■ **Document extract**
This is a study of the implementation and impacts of a set of three educator performance measures: observations of teachers’ classroom practices, value-added measures of teacher performance, and a 360-degree survey assessment of principals’ leadership practices. I’d like to thank The Institute for Effective Education for highlighting various research each week. Sign up to their newsletter – it’s a must!

This particular research sparked my interest, not only because of my experience of leading teaching and learning in secondary schools my entire career, but because I now fundamentally believe that coaching – or teachers receiving specific feedback – leads to better outcomes for pupils, the teacher and the school in which they work.

Sadly, we know that there are thousands of schools still grading teachers, despite what the research suggests, and continue to use binary decisions to monitor teachers, rather than trust and develop them to want to be better. Below, I’ve unpicked the highlights from the research (December 2017).

Providing Performance Feedback

Questions asked in this study include:

  1. To what extent were the performance measures and feedback implemented as planned?

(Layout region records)
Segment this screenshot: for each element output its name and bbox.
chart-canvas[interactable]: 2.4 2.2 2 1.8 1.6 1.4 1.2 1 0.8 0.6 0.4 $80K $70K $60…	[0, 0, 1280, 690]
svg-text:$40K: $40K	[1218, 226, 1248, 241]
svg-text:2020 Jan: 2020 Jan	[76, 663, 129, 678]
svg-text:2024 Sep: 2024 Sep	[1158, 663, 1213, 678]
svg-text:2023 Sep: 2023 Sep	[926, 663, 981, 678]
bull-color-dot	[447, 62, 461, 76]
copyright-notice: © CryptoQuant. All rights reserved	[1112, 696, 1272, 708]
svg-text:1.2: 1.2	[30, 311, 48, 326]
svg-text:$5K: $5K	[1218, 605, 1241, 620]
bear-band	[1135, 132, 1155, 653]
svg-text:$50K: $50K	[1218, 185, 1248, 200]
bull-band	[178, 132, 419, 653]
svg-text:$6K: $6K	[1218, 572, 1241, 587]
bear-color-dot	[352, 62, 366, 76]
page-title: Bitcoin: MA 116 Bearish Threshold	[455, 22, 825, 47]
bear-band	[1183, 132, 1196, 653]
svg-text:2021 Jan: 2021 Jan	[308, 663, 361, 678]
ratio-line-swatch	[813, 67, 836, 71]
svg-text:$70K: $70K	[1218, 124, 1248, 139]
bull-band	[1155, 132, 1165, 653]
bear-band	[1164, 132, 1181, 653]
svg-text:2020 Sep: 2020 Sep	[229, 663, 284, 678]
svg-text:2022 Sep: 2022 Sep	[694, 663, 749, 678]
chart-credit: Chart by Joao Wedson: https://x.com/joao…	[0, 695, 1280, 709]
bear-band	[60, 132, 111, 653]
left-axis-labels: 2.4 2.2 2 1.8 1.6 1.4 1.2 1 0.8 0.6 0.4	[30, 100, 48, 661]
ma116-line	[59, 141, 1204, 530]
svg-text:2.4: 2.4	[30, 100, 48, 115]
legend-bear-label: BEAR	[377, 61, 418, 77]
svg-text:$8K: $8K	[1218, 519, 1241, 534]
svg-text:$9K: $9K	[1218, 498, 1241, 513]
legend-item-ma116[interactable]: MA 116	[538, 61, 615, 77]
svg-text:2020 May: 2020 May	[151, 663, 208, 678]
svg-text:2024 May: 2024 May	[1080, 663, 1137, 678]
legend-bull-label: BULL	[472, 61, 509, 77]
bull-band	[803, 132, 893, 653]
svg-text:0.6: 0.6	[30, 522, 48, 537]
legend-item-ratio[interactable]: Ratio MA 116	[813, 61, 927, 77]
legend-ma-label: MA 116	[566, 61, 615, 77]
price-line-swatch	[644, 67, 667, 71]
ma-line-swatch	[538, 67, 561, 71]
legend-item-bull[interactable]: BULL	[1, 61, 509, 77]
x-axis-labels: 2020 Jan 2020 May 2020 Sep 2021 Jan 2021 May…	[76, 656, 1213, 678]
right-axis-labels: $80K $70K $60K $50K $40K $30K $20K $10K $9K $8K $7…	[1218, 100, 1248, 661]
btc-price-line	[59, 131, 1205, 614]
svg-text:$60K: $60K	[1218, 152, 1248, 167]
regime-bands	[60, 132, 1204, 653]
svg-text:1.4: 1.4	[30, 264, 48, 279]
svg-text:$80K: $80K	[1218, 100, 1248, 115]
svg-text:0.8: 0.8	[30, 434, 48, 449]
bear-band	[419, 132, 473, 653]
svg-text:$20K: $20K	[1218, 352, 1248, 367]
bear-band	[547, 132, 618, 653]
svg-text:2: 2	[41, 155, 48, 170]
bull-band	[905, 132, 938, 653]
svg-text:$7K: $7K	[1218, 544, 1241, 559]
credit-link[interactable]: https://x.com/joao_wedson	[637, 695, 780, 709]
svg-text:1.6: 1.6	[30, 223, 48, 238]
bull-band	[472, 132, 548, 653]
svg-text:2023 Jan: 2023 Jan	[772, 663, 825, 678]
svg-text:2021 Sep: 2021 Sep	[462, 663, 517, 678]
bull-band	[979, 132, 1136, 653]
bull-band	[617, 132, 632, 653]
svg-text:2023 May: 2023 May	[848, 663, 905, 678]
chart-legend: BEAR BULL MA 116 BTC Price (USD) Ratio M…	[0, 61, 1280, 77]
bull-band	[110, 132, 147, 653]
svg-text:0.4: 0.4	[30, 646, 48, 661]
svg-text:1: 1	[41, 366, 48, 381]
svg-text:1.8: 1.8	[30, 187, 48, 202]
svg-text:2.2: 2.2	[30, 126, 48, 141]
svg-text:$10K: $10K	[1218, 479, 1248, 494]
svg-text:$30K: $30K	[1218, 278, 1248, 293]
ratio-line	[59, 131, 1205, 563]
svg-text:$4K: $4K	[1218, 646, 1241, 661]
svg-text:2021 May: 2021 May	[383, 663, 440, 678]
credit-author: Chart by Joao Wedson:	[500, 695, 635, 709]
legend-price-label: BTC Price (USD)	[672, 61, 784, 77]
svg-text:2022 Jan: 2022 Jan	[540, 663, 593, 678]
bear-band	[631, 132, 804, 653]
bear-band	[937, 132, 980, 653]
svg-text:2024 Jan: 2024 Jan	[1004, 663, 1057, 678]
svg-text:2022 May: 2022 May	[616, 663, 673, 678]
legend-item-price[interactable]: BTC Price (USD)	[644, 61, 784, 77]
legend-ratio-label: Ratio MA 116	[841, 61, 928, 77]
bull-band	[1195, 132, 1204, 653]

■ **Your task**
Reproduce the passage from the teacher feedback post above, between "This particular research" and "implemented as planned?", inclusive.

■ **Reply**
This particular research sparked my interest, not only because of my experience of leading teaching and learning in secondary schools my entire career, but because I now fundamentally believe that coaching – or teachers receiving specific feedback – leads to better outcomes for pupils, the teacher and the school in which they work.

Sadly, we know that there are thousands of schools still grading teachers, despite what the research suggests, and continue to use binary decisions to monitor teachers, rather than trust and develop them to want to be better. Below, I’ve unpicked the highlights from the research (December 2017).

Providing Performance Feedback

Questions asked in this study include:

  1. To what extent were the performance measures and feedback implemented as planned?